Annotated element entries
+-------+

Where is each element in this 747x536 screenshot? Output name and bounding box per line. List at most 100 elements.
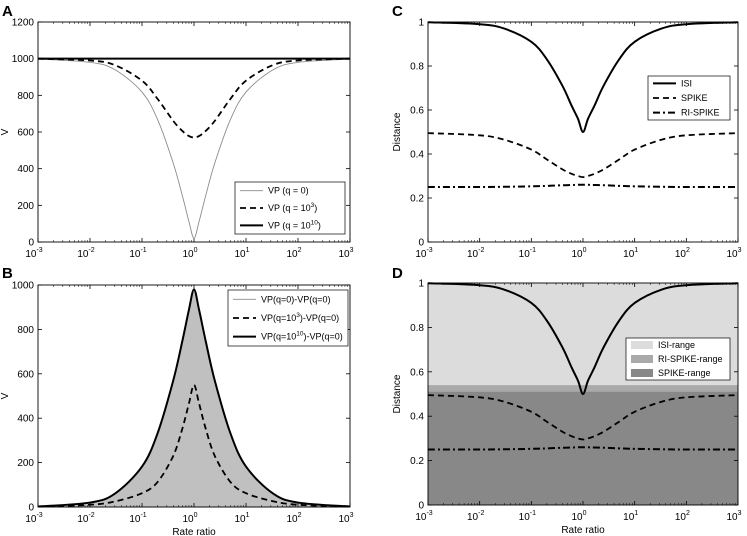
y-axis-label: Distance — [392, 112, 403, 151]
x-tick-label: 10-3 — [415, 510, 432, 523]
x-tick-label: 10-3 — [25, 247, 42, 260]
x-tick-label: 100 — [571, 510, 586, 523]
x-tick-label: 10-3 — [25, 512, 42, 525]
panel-letter: C — [392, 3, 403, 20]
series-line — [427, 446, 739, 451]
y-tick-label: 0.6 — [410, 106, 424, 117]
y-tick-label: 600 — [17, 369, 34, 380]
x-tick-label: 10-3 — [415, 247, 432, 260]
x-tick-label: 103 — [726, 510, 741, 523]
x-tick-label: 10-2 — [77, 247, 94, 260]
y-tick-label: 800 — [17, 91, 34, 102]
legend-label: VP(q=103)-VP(q=0) — [261, 312, 339, 323]
legend: VP(q=0)-VP(q=0) VP(q=103)-VP(q=0) VP(q=101… — [227, 289, 349, 347]
series-line — [37, 58, 351, 239]
range-band — [428, 391, 738, 505]
x-tick-label: 103 — [338, 247, 353, 260]
y-tick-label: 0 — [28, 238, 34, 249]
x-tick-label: 100 — [571, 247, 586, 260]
area-fill — [38, 289, 350, 507]
panel-letter: B — [2, 265, 13, 282]
y-tick-label: 0.8 — [410, 62, 424, 73]
legend-label: VP(q=1010)-VP(q=0) — [261, 331, 343, 342]
x-tick-label: 102 — [675, 247, 690, 260]
legend-label: SPIKE-range — [658, 368, 711, 378]
series-line — [37, 288, 351, 508]
x-tick-label: 100 — [182, 247, 197, 260]
series-line — [37, 57, 351, 139]
legend-swatch — [631, 369, 653, 377]
y-tick-label: 400 — [17, 414, 34, 425]
panel-letter: D — [392, 265, 403, 282]
legend-label: ISI-range — [658, 340, 695, 350]
x-tick-label: 10-2 — [77, 512, 94, 525]
legend: ISI SPIKE RI-SPIKE — [647, 75, 731, 121]
y-tick-label: 0.4 — [410, 412, 424, 423]
plot-frame — [427, 21, 739, 243]
y-tick-label: 0 — [418, 238, 424, 249]
x-tick-label: 103 — [338, 512, 353, 525]
legend-label: ISI — [681, 78, 692, 88]
x-tick-label: 102 — [286, 512, 301, 525]
y-axis-label: Distance — [392, 374, 403, 413]
y-tick-label: 600 — [17, 128, 34, 139]
legend: ISI-range RI-SPIKE-range SPIKE-range — [625, 337, 731, 381]
x-tick-label: 10-1 — [129, 247, 146, 260]
y-tick-label: 200 — [17, 458, 34, 469]
series-line — [427, 183, 739, 189]
panel-a: A 10-3 10-2 10-1 100 101 102 103 0 200 400 600 800 10… — [0, 3, 354, 260]
x-tick-label: 101 — [234, 247, 249, 260]
plot-frame — [37, 284, 351, 508]
series-line — [37, 383, 351, 508]
x-tick-label: 101 — [623, 247, 638, 260]
series-line — [427, 132, 739, 179]
legend-label: SPIKE — [681, 93, 708, 103]
y-tick-label: 1000 — [12, 54, 35, 65]
y-tick-label: 0 — [418, 501, 424, 512]
y-axis-label: V — [0, 128, 11, 135]
x-tick-label: 103 — [726, 247, 741, 260]
panel-b: B 10-3 10-2 10-1 100 101 102 103 0 200 400 600 800 10… — [0, 265, 354, 536]
y-tick-label: 0.2 — [410, 456, 424, 467]
legend: VP (q = 0) VP (q = 103) VP (q = 1010) — [234, 181, 346, 235]
y-tick-label: 0 — [28, 503, 34, 514]
legend-label: RI-SPIKE-range — [658, 354, 723, 364]
x-axis-label: Rate ratio — [561, 525, 605, 536]
x-tick-label: 102 — [286, 247, 301, 260]
x-tick-label: 10-2 — [467, 247, 484, 260]
series-line — [427, 282, 739, 396]
y-tick-label: 200 — [17, 201, 34, 212]
panel-c: C 10-3 10-2 10-1 100 101 102 103 0 0.2 0.4 0.6 0.8 1 D… — [392, 3, 742, 260]
legend-swatch — [631, 355, 653, 363]
x-axis-label: Rate ratio — [172, 527, 216, 536]
x-tick-label: 101 — [623, 510, 638, 523]
x-tick-label: 10-1 — [519, 247, 536, 260]
panel-d: D 10-3 10-2 10-1 100 101 102 103 0 0.2 0.4 0.6 0.8 1 R… — [392, 265, 742, 536]
y-tick-label: 0.4 — [410, 150, 424, 161]
plot-frame — [37, 21, 351, 243]
x-tick-label: 100 — [182, 512, 197, 525]
plot-frame — [427, 282, 739, 506]
x-tick-label: 10-1 — [519, 510, 536, 523]
series-line — [427, 21, 739, 134]
y-tick-label: 1000 — [12, 281, 35, 292]
y-axis-label: V — [0, 392, 11, 399]
x-tick-label: 10-2 — [467, 510, 484, 523]
y-tick-label: 0.2 — [410, 194, 424, 205]
y-tick-label: 0.6 — [410, 367, 424, 378]
series-line — [427, 394, 739, 441]
legend-label: VP (q = 103) — [268, 202, 317, 213]
legend-swatch — [631, 341, 653, 349]
y-tick-label: 400 — [17, 164, 34, 175]
x-tick-label: 102 — [675, 510, 690, 523]
legend-label: RI-SPIKE — [681, 108, 720, 118]
y-tick-label: 1 — [418, 279, 424, 290]
y-tick-label: 1 — [418, 18, 424, 29]
legend-label: VP (q = 0) — [268, 186, 309, 196]
legend-label: VP(q=0)-VP(q=0) — [261, 294, 331, 304]
y-tick-label: 1200 — [12, 18, 35, 29]
x-tick-label: 10-1 — [129, 512, 146, 525]
legend-label: VP (q = 1010) — [268, 219, 321, 230]
y-tick-label: 800 — [17, 325, 34, 336]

+-------+

• **YOUR GOAL**: Update the rows above so that every "legend-label" reads "legend-text", with everything else unchanged. Leave the pictures out of the answer.

• **SOLUTION TO THIS PROBLEM**:
Where is each element in this 747x536 screenshot? Output name and bounding box per line. List at most 100 elements.
y-axis-label: Distance — [392, 112, 403, 151]
x-tick-label: 10-3 — [415, 510, 432, 523]
x-tick-label: 10-3 — [25, 247, 42, 260]
x-tick-label: 100 — [571, 510, 586, 523]
x-tick-label: 10-3 — [25, 512, 42, 525]
panel-letter: C — [392, 3, 403, 20]
series-line — [427, 446, 739, 451]
y-tick-label: 0.6 — [410, 106, 424, 117]
y-tick-label: 600 — [17, 369, 34, 380]
x-tick-label: 10-3 — [415, 247, 432, 260]
x-tick-label: 103 — [726, 510, 741, 523]
x-tick-label: 10-2 — [77, 247, 94, 260]
y-tick-label: 800 — [17, 91, 34, 102]
legend-text: VP(q=103)-VP(q=0) — [261, 312, 339, 323]
legend: VP(q=0)-VP(q=0) VP(q=103)-VP(q=0) VP(q=101… — [227, 289, 349, 347]
series-line — [37, 58, 351, 239]
range-band — [428, 391, 738, 505]
x-tick-label: 103 — [338, 247, 353, 260]
y-tick-label: 0 — [28, 238, 34, 249]
x-tick-label: 100 — [571, 247, 586, 260]
area-fill — [38, 289, 350, 507]
panel-letter: B — [2, 265, 13, 282]
y-tick-label: 0.8 — [410, 62, 424, 73]
legend-text: VP(q=1010)-VP(q=0) — [261, 331, 343, 342]
x-tick-label: 102 — [675, 247, 690, 260]
legend-text: SPIKE-range — [658, 368, 711, 378]
series-line — [37, 288, 351, 508]
x-tick-label: 100 — [182, 247, 197, 260]
series-line — [37, 57, 351, 139]
legend-swatch — [631, 369, 653, 377]
y-tick-label: 400 — [17, 414, 34, 425]
panel-letter: D — [392, 265, 403, 282]
legend-text: ISI-range — [658, 340, 695, 350]
x-tick-label: 10-2 — [77, 512, 94, 525]
legend: ISI SPIKE RI-SPIKE — [647, 75, 731, 121]
y-tick-label: 0.4 — [410, 412, 424, 423]
plot-frame — [427, 21, 739, 243]
y-tick-label: 0 — [418, 238, 424, 249]
x-tick-label: 103 — [338, 512, 353, 525]
legend-text: ISI — [681, 78, 692, 88]
x-tick-label: 102 — [286, 512, 301, 525]
y-axis-label: Distance — [392, 374, 403, 413]
y-tick-label: 600 — [17, 128, 34, 139]
legend: ISI-range RI-SPIKE-range SPIKE-range — [625, 337, 731, 381]
x-tick-label: 10-1 — [129, 247, 146, 260]
y-tick-label: 200 — [17, 458, 34, 469]
series-line — [427, 183, 739, 189]
panel-a: A 10-3 10-2 10-1 100 101 102 103 0 200 400 600 800 10… — [0, 3, 354, 260]
x-tick-label: 101 — [234, 247, 249, 260]
plot-frame — [37, 284, 351, 508]
series-line — [37, 383, 351, 508]
x-tick-label: 101 — [623, 247, 638, 260]
series-line — [427, 132, 739, 179]
legend-text: SPIKE — [681, 93, 708, 103]
y-tick-label: 1000 — [12, 54, 35, 65]
y-tick-label: 0 — [418, 501, 424, 512]
y-axis-label: V — [0, 128, 11, 135]
x-tick-label: 103 — [726, 247, 741, 260]
panel-b: B 10-3 10-2 10-1 100 101 102 103 0 200 400 600 800 10… — [0, 265, 354, 536]
y-tick-label: 0.2 — [410, 456, 424, 467]
legend: VP (q = 0) VP (q = 103) VP (q = 1010) — [234, 181, 346, 235]
y-tick-label: 0 — [28, 503, 34, 514]
legend-text: RI-SPIKE-range — [658, 354, 723, 364]
x-axis-label: Rate ratio — [561, 525, 605, 536]
x-tick-label: 102 — [286, 247, 301, 260]
x-tick-label: 10-2 — [467, 247, 484, 260]
series-line — [427, 282, 739, 396]
y-tick-label: 200 — [17, 201, 34, 212]
panel-c: C 10-3 10-2 10-1 100 101 102 103 0 0.2 0.4 0.6 0.8 1 D… — [392, 3, 742, 260]
legend-swatch — [631, 355, 653, 363]
x-axis-label: Rate ratio — [172, 527, 216, 536]
x-tick-label: 101 — [623, 510, 638, 523]
x-tick-label: 10-1 — [519, 247, 536, 260]
panel-d: D 10-3 10-2 10-1 100 101 102 103 0 0.2 0.4 0.6 0.8 1 R… — [392, 265, 742, 536]
y-tick-label: 0.4 — [410, 150, 424, 161]
plot-frame — [37, 21, 351, 243]
x-tick-label: 100 — [182, 512, 197, 525]
plot-frame — [427, 282, 739, 506]
x-tick-label: 10-1 — [519, 510, 536, 523]
series-line — [427, 21, 739, 134]
y-tick-label: 1000 — [12, 281, 35, 292]
y-axis-label: V — [0, 392, 11, 399]
x-tick-label: 10-2 — [467, 510, 484, 523]
y-tick-label: 0.2 — [410, 194, 424, 205]
y-tick-label: 0.6 — [410, 367, 424, 378]
series-line — [427, 394, 739, 441]
legend-text: VP (q = 103) — [268, 202, 317, 213]
legend-swatch — [631, 341, 653, 349]
y-tick-label: 400 — [17, 164, 34, 175]
x-tick-label: 102 — [675, 510, 690, 523]
legend-text: RI-SPIKE — [681, 108, 720, 118]
y-tick-label: 1 — [418, 279, 424, 290]
y-tick-label: 1 — [418, 18, 424, 29]
legend-text: VP (q = 0) — [268, 186, 309, 196]
legend-text: VP(q=0)-VP(q=0) — [261, 294, 331, 304]
y-tick-label: 1200 — [12, 18, 35, 29]
x-tick-label: 10-1 — [129, 512, 146, 525]
legend-text: VP (q = 1010) — [268, 219, 321, 230]
y-tick-label: 800 — [17, 325, 34, 336]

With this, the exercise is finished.